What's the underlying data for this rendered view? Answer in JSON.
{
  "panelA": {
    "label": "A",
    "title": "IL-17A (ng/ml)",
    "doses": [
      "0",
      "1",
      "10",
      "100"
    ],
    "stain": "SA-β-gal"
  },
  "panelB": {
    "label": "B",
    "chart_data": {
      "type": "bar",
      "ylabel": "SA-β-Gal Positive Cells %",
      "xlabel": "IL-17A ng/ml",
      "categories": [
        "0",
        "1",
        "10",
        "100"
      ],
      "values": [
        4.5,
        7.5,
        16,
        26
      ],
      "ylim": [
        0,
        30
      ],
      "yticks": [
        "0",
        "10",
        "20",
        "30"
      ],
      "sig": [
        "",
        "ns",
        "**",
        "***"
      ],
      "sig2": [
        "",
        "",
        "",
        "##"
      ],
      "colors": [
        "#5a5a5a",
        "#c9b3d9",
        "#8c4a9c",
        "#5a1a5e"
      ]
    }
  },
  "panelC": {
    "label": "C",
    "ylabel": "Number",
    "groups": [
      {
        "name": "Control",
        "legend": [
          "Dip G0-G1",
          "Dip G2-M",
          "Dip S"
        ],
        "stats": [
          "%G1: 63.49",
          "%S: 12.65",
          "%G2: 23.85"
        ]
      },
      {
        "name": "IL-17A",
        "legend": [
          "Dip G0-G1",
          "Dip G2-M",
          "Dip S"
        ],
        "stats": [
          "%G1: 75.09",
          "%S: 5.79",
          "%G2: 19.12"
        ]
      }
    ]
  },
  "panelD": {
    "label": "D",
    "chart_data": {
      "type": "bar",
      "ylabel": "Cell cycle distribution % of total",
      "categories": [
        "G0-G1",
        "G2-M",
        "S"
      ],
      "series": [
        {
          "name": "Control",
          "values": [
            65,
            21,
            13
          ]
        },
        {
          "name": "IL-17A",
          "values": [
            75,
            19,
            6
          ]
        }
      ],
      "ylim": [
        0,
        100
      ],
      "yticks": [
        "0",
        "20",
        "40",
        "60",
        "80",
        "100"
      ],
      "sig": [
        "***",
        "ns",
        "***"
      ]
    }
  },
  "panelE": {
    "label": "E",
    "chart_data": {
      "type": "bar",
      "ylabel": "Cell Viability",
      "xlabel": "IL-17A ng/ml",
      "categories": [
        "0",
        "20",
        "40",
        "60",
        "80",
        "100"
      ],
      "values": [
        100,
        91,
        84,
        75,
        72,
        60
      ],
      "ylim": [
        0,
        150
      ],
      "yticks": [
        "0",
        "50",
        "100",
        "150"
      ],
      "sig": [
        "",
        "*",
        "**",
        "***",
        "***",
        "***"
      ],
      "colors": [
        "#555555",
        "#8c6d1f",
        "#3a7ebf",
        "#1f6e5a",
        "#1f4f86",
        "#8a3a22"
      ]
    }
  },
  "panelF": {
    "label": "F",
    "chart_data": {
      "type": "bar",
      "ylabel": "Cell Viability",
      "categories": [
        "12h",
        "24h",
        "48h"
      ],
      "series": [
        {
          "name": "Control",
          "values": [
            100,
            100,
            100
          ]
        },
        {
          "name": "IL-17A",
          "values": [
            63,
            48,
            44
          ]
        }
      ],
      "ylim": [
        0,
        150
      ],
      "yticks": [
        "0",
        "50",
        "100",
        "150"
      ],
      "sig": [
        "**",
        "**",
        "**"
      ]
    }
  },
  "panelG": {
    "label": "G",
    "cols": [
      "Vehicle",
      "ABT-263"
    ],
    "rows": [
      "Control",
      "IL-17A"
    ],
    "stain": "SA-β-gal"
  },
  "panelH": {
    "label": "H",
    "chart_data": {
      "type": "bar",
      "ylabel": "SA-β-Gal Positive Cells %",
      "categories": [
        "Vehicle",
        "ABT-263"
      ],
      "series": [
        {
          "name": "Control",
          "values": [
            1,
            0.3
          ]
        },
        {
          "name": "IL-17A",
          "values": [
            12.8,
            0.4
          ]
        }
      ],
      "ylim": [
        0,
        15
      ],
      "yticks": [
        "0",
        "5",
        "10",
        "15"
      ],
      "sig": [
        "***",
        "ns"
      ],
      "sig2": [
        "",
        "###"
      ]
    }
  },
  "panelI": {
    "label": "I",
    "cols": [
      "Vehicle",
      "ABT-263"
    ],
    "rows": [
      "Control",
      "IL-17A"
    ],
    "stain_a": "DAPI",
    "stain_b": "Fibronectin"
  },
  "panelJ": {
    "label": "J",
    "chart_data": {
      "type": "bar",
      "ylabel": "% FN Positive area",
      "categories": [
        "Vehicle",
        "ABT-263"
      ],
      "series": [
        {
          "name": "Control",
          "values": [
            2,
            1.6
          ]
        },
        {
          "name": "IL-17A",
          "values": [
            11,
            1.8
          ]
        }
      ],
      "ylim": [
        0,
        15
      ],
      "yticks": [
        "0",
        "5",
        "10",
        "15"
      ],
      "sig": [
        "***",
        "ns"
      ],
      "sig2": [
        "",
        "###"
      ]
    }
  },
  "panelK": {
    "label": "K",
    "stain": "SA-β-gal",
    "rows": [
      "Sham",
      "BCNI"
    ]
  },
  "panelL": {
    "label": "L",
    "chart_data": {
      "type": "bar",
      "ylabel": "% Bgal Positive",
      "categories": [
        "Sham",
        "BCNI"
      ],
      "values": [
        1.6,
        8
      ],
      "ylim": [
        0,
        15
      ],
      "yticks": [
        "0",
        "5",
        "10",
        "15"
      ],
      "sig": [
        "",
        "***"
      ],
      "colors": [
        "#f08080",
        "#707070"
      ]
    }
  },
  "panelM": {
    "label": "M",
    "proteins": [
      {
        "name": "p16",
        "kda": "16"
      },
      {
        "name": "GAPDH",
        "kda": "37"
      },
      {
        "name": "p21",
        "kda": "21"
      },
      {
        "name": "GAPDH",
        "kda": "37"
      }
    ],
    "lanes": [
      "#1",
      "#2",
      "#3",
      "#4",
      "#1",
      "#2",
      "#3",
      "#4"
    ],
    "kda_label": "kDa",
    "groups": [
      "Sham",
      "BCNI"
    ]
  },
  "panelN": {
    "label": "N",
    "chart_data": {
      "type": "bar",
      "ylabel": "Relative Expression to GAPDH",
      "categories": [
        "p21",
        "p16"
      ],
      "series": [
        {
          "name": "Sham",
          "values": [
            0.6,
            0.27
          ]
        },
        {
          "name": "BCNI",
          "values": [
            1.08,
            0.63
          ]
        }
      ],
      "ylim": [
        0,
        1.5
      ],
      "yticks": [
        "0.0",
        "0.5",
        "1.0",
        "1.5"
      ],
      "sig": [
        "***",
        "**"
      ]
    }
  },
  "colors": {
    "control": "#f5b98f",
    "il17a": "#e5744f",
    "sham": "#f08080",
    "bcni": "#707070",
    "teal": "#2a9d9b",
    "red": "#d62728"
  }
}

····················

## Required work
Lines of the listing above that include the string "Positive" should each be copied.

## Output for this exercise
      "ylabel": "SA-β-Gal Positive Cells %",
      "ylabel": "SA-β-Gal Positive Cells %",
      "ylabel": "% FN Positive area",
      "ylabel": "% Bgal Positive",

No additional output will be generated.